## Problem to solve:
Find the lines that hold "JSON". Report only how many there are.

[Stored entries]
Start

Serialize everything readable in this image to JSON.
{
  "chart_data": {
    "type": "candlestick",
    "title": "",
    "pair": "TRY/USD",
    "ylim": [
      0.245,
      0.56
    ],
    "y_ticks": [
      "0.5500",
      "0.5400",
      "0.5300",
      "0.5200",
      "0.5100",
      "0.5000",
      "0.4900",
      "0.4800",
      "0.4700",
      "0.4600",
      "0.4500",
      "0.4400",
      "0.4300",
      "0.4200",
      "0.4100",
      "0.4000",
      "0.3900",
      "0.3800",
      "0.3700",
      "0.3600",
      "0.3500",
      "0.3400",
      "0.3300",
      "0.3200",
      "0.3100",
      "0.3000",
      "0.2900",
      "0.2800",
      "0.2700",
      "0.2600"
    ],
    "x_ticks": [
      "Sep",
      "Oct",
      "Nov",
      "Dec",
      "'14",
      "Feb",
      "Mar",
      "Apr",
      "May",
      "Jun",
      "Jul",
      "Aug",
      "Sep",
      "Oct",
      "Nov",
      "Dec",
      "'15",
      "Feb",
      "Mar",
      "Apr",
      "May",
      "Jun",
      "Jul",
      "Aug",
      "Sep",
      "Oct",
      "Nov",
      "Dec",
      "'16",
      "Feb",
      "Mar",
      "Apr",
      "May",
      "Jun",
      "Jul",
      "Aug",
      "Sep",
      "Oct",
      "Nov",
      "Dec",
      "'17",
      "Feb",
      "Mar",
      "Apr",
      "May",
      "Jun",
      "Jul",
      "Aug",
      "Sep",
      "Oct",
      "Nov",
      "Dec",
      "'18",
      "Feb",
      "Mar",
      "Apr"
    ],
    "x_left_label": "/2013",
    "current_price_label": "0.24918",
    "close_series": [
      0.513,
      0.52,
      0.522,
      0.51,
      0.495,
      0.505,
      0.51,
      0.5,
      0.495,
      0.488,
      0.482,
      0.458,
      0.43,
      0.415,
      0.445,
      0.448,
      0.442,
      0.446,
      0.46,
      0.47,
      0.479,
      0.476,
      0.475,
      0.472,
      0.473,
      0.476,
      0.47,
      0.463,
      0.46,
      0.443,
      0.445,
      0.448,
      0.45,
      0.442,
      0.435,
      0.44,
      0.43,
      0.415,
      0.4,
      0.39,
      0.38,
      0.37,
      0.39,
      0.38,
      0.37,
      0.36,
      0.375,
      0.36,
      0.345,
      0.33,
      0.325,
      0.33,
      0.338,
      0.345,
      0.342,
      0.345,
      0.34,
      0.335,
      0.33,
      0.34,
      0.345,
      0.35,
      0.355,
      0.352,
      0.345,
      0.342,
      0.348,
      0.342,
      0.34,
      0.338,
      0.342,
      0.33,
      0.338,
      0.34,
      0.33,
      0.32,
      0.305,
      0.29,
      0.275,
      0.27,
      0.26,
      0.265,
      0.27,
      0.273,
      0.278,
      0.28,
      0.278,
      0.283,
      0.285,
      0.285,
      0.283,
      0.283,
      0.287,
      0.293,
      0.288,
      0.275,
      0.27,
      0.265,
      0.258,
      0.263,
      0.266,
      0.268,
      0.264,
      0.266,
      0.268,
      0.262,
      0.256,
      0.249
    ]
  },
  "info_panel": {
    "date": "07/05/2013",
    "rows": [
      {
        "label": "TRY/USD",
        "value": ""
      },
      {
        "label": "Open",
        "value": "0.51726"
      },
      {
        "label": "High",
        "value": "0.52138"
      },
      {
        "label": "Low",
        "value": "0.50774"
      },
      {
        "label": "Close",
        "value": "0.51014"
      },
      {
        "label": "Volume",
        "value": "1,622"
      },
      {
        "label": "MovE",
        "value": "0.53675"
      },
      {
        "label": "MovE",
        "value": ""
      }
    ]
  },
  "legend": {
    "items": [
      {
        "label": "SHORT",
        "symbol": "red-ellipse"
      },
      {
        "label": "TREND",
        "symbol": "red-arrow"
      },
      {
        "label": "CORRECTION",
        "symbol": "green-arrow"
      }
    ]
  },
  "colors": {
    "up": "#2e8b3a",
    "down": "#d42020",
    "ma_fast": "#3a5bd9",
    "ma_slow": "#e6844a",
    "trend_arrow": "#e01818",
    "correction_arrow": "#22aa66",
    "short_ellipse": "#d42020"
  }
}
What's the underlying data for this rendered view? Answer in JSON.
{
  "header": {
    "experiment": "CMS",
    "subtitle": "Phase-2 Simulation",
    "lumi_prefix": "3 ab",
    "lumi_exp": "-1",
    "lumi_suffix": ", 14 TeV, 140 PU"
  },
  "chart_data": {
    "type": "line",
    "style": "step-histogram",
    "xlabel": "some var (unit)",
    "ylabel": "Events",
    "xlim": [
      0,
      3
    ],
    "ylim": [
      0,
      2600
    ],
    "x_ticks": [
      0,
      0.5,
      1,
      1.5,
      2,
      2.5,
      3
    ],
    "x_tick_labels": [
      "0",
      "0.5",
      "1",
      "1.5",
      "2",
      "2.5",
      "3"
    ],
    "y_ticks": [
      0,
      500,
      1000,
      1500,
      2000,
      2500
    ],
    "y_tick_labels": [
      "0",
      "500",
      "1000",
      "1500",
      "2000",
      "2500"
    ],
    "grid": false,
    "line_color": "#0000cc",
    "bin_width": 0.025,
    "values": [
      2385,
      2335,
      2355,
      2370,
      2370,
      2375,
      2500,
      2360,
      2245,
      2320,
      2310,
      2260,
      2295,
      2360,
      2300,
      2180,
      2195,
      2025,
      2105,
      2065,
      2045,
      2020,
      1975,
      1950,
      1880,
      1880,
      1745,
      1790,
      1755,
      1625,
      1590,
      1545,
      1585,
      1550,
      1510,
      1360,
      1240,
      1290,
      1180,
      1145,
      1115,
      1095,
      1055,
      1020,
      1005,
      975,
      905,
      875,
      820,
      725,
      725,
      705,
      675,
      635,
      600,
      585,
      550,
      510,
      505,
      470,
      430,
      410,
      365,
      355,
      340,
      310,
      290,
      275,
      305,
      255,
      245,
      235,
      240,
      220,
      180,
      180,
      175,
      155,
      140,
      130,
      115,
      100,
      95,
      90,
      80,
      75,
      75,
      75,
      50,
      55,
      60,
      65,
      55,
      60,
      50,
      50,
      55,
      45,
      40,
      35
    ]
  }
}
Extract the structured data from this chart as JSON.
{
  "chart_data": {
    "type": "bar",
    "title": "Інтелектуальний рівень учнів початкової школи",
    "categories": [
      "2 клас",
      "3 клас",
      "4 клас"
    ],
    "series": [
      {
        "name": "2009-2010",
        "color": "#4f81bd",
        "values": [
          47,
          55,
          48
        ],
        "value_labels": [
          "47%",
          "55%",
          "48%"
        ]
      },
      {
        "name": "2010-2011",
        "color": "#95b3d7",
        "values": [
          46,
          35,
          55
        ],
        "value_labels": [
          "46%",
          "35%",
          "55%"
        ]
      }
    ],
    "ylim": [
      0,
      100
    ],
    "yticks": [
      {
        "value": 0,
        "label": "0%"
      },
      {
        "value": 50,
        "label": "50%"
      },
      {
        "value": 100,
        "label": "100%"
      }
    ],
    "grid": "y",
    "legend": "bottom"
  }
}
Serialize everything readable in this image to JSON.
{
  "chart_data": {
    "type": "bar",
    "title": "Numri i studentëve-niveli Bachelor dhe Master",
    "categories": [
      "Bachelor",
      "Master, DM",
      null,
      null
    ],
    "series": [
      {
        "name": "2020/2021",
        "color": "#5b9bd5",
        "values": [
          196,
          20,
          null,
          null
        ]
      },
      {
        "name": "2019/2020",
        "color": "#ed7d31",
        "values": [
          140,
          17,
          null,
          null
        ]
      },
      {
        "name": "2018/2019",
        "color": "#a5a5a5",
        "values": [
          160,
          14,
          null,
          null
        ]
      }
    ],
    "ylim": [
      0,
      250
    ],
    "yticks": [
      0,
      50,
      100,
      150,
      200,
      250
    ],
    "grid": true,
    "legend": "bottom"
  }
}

End

## Answer below:
4